Count lines, not occurrences: give the number of lines holding the word "JSON", and nothing besides.

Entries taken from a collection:
——

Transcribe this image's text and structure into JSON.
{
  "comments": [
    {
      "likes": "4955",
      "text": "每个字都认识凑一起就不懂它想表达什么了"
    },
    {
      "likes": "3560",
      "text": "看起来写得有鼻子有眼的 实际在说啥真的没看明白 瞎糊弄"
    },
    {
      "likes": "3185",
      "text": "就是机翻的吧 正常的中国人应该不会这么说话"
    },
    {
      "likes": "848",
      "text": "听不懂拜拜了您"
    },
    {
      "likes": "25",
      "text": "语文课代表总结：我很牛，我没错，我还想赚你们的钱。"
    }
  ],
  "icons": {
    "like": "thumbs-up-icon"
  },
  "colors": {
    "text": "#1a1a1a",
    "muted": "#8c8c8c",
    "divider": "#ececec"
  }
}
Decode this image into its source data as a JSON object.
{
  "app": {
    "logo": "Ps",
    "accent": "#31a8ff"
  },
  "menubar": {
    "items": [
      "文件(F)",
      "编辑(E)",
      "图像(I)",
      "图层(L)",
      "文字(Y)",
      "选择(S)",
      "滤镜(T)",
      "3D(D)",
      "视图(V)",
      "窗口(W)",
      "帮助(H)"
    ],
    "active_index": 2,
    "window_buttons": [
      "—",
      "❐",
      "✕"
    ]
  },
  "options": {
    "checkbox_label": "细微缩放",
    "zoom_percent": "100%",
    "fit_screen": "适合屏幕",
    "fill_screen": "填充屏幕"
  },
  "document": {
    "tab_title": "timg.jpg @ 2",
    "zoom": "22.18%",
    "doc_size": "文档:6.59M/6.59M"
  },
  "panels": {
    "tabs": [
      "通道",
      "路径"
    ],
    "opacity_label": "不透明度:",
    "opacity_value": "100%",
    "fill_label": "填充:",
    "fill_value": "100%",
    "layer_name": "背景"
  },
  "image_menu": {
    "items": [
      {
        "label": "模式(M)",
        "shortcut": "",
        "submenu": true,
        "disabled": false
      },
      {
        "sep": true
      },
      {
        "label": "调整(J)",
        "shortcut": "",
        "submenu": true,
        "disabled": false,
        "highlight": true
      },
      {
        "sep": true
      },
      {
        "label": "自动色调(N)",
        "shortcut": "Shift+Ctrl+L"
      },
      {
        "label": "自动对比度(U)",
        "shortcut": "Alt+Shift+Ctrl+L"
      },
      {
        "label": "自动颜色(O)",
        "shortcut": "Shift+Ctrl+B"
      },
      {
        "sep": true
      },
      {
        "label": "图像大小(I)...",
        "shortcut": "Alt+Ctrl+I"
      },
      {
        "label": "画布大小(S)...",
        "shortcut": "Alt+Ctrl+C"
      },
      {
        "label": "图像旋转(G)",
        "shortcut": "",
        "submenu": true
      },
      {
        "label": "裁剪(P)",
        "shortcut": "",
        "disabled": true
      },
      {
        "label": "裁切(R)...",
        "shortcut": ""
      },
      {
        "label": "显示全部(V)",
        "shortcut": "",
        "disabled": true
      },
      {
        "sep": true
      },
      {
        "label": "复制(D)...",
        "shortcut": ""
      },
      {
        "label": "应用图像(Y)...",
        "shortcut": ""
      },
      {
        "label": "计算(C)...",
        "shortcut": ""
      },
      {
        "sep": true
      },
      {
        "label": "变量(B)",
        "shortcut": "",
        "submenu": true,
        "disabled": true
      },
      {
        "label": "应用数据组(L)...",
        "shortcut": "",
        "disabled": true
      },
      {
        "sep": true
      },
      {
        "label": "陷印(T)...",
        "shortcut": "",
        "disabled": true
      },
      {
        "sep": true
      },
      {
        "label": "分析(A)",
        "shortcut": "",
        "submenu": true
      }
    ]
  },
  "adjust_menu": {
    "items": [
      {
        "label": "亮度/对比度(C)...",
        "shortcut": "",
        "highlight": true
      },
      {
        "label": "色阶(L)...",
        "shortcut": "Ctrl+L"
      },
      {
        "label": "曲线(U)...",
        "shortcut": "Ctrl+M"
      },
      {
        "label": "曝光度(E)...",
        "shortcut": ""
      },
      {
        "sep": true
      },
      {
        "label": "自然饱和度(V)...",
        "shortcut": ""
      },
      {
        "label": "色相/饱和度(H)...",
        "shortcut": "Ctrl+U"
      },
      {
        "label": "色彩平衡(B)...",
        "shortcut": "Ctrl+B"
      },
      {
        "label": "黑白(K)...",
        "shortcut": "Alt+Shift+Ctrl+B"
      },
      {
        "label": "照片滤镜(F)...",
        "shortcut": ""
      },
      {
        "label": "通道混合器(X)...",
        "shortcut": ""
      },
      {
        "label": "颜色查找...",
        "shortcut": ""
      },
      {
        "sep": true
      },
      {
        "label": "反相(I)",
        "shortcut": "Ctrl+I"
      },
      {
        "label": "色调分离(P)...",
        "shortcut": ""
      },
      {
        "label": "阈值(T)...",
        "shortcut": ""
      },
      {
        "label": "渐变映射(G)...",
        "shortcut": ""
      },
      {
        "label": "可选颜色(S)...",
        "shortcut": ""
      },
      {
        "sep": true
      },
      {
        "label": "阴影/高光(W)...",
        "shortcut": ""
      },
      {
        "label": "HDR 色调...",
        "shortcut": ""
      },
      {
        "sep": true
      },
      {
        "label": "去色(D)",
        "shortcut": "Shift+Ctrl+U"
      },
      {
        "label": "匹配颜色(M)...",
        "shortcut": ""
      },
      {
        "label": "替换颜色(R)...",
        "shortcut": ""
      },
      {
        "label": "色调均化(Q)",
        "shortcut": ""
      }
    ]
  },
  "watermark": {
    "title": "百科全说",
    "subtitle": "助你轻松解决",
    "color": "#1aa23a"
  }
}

——

Exercise response | 2